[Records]

◆ ◆ ◆ ◆ ◆ ◆ ◆

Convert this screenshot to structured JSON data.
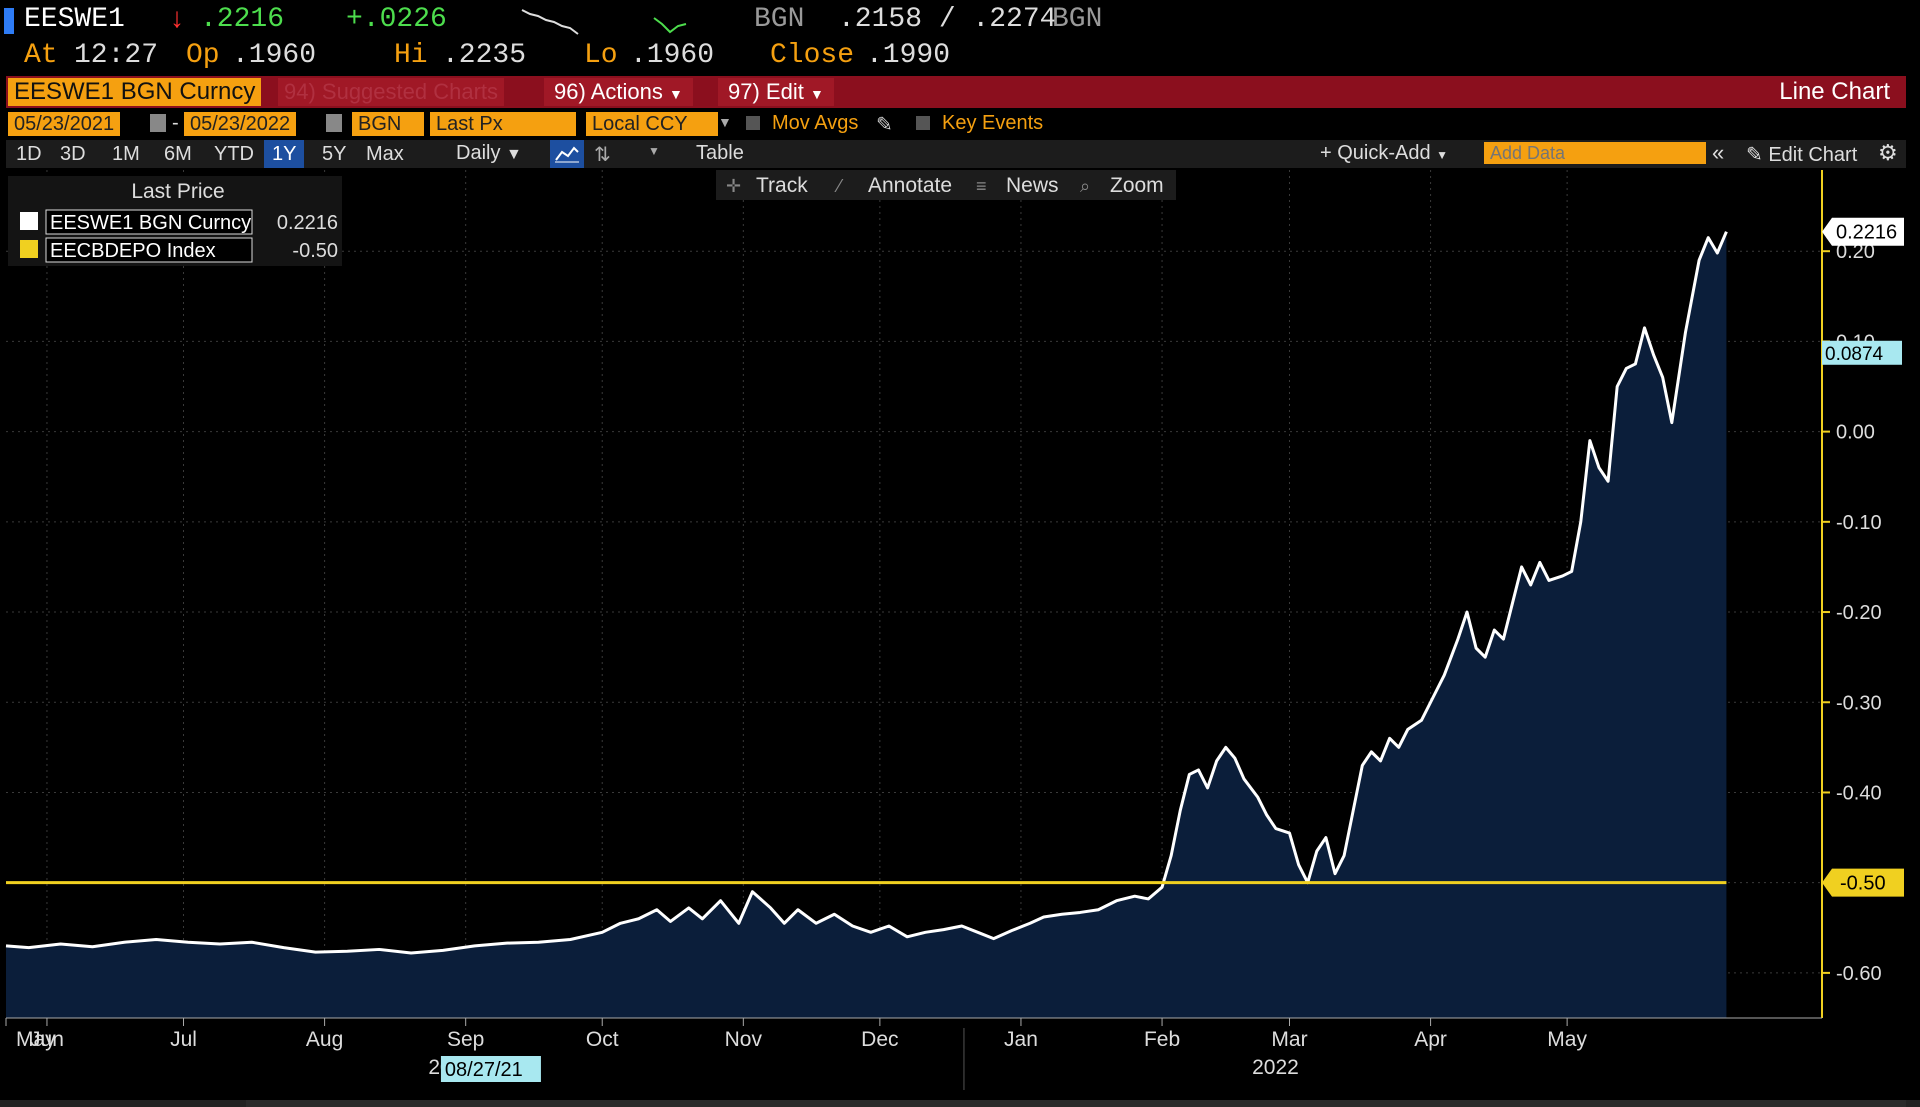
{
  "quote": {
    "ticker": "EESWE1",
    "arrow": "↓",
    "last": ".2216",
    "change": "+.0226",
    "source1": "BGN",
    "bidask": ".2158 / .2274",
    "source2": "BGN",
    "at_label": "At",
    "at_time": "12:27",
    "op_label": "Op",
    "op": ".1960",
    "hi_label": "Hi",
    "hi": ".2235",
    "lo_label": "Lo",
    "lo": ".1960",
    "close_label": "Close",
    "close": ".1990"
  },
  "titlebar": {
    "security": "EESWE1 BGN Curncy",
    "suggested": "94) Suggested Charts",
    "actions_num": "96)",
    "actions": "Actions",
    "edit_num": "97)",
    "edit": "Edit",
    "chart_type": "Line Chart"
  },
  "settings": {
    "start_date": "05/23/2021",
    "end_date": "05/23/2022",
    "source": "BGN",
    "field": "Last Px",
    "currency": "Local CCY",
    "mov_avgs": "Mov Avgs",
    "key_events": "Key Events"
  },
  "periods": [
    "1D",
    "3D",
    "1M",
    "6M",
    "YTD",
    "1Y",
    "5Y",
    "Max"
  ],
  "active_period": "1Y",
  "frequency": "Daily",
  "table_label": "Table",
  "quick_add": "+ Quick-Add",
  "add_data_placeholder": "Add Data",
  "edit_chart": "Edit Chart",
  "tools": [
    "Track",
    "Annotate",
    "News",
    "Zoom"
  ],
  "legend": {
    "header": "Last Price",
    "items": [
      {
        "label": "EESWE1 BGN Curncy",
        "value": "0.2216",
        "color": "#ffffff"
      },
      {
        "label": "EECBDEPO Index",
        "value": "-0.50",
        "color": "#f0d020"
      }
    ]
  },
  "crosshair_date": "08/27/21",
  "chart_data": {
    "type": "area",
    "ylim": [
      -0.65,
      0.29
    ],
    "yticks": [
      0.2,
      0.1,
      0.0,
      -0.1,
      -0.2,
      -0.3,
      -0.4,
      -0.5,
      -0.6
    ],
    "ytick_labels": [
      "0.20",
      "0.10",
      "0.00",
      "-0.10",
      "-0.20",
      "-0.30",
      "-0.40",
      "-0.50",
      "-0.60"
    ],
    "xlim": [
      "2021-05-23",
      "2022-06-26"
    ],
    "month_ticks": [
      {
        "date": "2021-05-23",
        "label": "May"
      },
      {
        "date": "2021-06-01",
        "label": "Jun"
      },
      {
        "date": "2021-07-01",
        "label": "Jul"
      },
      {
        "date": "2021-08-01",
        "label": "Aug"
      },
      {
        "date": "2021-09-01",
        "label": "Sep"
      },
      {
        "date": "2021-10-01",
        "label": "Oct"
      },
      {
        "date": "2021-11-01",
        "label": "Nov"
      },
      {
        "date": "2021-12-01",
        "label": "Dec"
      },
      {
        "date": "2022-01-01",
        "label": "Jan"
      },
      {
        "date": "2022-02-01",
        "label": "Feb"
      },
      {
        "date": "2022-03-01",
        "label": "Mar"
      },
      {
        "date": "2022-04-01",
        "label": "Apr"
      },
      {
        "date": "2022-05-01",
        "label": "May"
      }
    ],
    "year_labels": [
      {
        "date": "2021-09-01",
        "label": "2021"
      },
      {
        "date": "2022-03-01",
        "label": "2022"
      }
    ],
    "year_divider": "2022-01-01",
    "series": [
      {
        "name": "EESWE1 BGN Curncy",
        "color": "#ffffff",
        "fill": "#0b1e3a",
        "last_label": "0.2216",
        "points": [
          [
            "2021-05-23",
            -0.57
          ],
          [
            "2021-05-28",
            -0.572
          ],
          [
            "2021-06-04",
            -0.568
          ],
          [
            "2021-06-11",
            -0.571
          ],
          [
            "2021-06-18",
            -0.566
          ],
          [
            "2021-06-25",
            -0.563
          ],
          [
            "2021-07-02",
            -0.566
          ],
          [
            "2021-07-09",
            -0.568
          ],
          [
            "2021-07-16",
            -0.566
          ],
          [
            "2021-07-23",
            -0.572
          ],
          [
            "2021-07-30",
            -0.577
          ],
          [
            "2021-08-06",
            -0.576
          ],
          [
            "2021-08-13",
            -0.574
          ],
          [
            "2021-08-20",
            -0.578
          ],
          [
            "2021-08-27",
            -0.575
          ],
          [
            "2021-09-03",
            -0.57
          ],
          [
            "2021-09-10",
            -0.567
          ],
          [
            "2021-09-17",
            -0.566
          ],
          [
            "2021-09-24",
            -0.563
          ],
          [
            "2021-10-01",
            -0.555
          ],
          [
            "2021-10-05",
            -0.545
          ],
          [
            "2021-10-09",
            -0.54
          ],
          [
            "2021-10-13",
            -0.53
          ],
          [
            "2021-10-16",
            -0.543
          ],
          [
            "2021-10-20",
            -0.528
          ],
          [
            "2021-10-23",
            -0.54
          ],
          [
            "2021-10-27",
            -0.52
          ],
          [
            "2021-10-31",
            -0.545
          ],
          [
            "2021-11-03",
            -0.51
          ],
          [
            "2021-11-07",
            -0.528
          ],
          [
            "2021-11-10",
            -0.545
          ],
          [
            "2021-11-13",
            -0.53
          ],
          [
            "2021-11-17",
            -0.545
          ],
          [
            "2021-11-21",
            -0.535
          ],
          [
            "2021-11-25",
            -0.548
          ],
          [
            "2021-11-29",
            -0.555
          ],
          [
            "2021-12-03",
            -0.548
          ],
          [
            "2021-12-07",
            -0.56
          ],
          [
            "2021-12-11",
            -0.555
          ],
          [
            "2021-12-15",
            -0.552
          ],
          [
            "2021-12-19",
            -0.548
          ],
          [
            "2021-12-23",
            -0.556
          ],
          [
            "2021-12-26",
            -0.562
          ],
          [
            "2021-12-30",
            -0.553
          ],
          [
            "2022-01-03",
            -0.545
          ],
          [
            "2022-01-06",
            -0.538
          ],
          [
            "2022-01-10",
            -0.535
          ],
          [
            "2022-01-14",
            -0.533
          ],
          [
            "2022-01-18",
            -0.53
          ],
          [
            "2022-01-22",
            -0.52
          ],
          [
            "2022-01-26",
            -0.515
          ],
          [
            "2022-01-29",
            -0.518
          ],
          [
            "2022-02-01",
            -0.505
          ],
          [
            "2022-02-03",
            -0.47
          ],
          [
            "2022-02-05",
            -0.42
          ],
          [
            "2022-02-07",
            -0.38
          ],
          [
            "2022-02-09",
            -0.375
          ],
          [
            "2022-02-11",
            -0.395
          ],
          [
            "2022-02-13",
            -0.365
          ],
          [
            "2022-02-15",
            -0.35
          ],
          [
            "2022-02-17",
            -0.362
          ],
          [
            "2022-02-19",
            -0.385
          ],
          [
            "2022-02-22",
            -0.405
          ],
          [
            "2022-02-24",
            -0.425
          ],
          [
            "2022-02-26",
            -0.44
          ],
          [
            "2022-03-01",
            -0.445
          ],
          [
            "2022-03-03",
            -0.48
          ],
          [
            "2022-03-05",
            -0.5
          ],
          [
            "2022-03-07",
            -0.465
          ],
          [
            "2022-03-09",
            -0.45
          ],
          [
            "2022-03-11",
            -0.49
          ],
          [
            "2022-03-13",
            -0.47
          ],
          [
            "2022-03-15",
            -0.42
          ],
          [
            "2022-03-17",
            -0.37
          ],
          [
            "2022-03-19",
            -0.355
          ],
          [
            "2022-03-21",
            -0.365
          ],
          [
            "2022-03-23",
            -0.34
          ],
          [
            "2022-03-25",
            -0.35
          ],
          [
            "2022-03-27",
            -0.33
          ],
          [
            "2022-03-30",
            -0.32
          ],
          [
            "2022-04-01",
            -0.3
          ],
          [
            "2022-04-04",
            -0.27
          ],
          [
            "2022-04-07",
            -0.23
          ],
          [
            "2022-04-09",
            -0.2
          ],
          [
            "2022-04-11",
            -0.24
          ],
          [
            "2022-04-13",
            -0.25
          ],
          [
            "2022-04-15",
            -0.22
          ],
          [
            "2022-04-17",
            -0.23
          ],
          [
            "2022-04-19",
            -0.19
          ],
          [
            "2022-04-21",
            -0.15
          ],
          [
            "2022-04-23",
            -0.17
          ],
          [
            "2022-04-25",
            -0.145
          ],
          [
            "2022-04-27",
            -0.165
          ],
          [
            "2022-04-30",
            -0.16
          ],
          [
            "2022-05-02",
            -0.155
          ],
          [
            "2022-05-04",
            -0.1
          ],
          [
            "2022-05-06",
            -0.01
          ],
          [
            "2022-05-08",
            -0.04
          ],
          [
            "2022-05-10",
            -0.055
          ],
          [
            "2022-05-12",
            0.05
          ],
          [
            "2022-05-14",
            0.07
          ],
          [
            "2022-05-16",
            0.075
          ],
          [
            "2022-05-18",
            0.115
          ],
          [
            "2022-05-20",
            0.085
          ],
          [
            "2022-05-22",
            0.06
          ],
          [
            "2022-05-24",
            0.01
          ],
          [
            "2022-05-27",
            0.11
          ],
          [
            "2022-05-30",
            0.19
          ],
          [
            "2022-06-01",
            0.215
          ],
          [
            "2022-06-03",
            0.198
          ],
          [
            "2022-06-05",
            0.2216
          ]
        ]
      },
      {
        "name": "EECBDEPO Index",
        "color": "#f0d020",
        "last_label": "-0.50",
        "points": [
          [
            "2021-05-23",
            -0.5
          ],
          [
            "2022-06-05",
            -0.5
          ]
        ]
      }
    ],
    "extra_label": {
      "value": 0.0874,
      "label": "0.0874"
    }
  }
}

◆ ◆ ◆ ◆ ◆ ◆ ◆

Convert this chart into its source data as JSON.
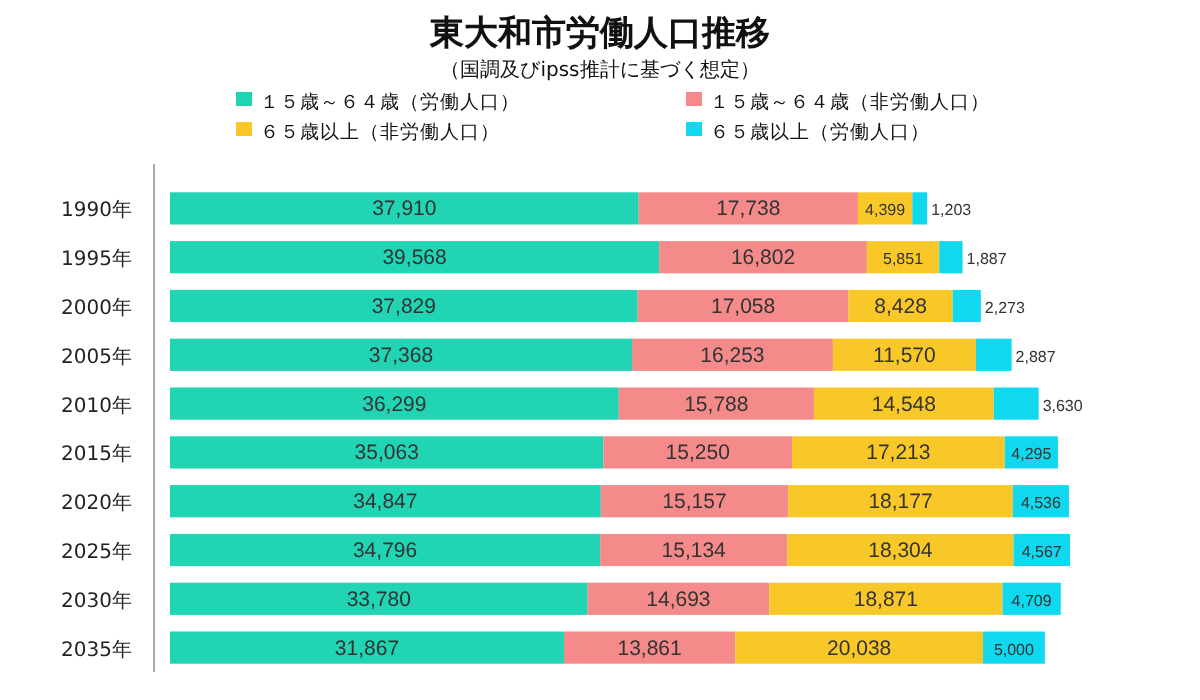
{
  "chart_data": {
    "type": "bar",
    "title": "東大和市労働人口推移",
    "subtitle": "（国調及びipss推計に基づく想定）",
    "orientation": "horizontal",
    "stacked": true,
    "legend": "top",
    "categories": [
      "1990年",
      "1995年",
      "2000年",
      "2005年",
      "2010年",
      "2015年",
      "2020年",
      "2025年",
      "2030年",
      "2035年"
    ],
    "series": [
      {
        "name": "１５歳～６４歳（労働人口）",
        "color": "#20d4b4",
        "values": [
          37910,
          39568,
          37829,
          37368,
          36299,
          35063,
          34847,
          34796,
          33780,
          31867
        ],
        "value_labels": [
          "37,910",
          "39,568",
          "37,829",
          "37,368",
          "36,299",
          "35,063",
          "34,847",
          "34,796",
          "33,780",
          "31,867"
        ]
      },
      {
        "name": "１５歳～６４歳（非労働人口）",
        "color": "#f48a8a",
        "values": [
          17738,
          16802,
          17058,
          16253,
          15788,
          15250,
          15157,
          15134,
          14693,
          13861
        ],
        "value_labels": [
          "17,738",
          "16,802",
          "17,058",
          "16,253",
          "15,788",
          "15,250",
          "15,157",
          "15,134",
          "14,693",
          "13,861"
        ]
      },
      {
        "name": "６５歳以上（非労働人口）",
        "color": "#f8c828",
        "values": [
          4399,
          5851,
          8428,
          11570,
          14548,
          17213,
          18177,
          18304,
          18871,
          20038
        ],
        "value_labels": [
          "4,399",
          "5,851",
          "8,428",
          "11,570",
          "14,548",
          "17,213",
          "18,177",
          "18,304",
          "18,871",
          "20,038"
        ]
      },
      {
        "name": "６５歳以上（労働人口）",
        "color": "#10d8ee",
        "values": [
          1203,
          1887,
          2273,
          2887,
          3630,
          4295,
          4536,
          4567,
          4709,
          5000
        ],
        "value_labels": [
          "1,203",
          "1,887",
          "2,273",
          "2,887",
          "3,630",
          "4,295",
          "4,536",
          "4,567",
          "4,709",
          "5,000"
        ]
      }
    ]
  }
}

◆ ◆ ◆ ◆ ◆ ◆ ◆

== Task goal ==
From the records above, pull out each line that has "EECBDEPO".

== Solution below ==
        "label": "EECBDEPO Index",
        "name": "EECBDEPO Index",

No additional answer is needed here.